# Work instructions
How many lines in the listing below include the word "document"? Reply with the count alone.

--- start ---

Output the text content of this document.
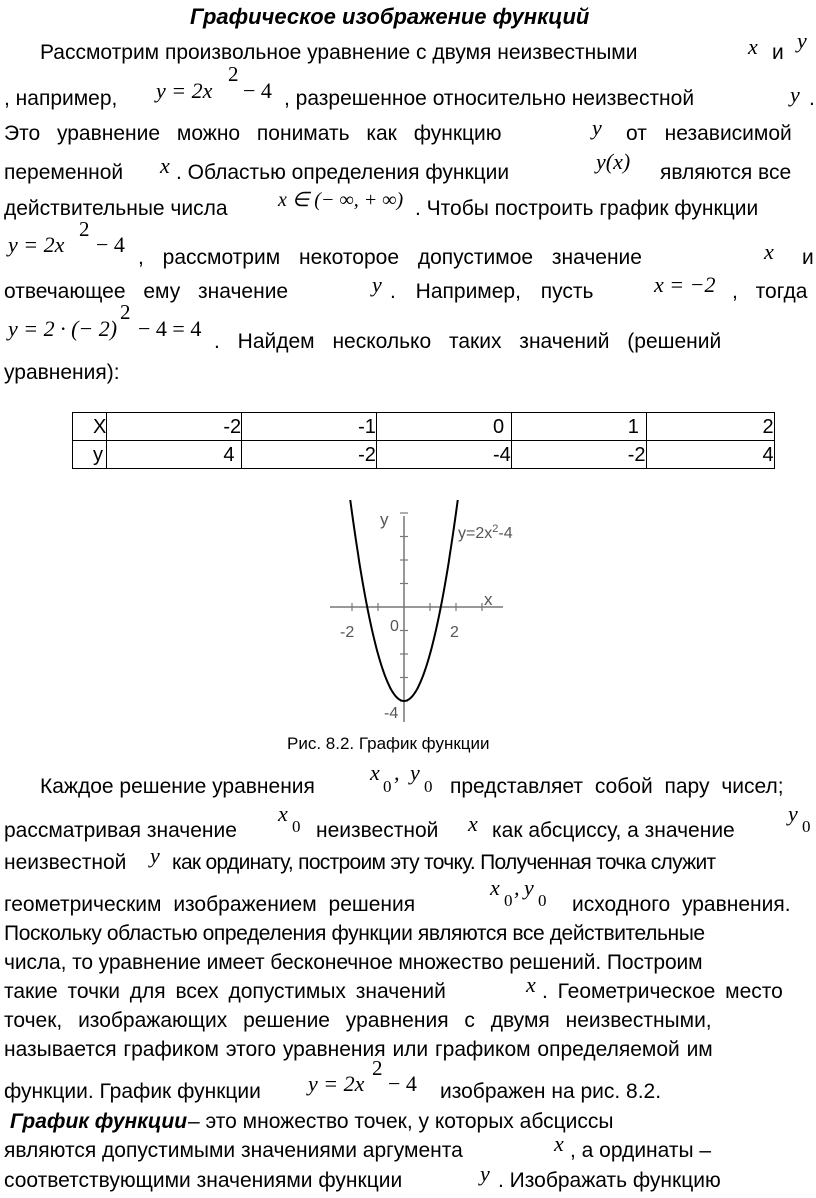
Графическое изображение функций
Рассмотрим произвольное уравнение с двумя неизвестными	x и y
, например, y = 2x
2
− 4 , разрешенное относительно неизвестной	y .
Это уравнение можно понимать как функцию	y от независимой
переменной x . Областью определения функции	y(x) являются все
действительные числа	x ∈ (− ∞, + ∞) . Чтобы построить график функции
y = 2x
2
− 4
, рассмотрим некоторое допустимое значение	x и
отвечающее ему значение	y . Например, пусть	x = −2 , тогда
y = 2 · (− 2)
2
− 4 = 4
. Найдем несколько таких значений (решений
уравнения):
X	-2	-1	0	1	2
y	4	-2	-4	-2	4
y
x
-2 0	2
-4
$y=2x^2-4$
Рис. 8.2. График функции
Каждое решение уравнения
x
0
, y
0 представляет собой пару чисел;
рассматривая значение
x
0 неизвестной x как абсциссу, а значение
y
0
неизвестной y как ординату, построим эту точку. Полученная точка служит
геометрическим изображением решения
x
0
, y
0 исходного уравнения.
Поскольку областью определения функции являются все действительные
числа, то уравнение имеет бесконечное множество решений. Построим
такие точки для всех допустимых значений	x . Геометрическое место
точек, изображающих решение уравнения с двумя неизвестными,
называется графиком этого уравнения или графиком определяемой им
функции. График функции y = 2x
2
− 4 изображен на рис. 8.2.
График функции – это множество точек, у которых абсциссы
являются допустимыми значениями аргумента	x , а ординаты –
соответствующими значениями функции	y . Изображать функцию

--- end ---
--- start ---

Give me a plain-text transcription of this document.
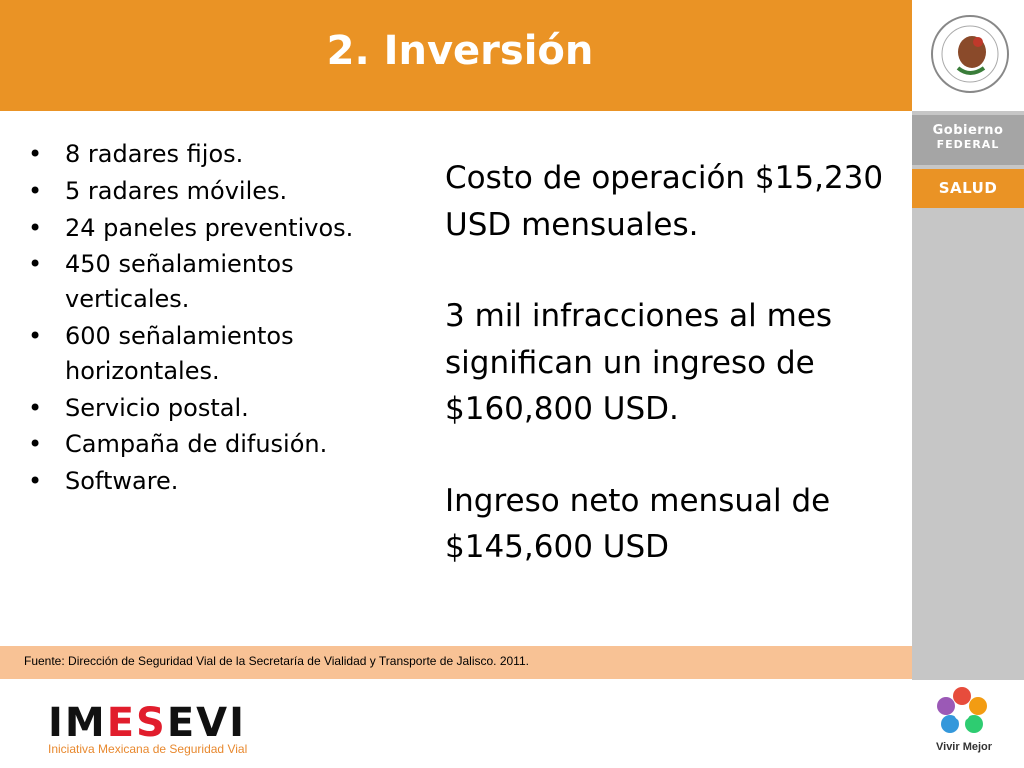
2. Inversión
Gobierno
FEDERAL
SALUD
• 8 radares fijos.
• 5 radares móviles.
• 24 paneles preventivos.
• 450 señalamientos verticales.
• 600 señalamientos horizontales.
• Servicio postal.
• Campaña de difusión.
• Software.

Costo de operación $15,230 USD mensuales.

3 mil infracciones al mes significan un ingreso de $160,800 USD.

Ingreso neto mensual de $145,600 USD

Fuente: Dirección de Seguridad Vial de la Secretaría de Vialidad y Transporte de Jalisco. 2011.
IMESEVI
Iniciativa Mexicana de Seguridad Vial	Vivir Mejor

--- end ---

# Worked solution
2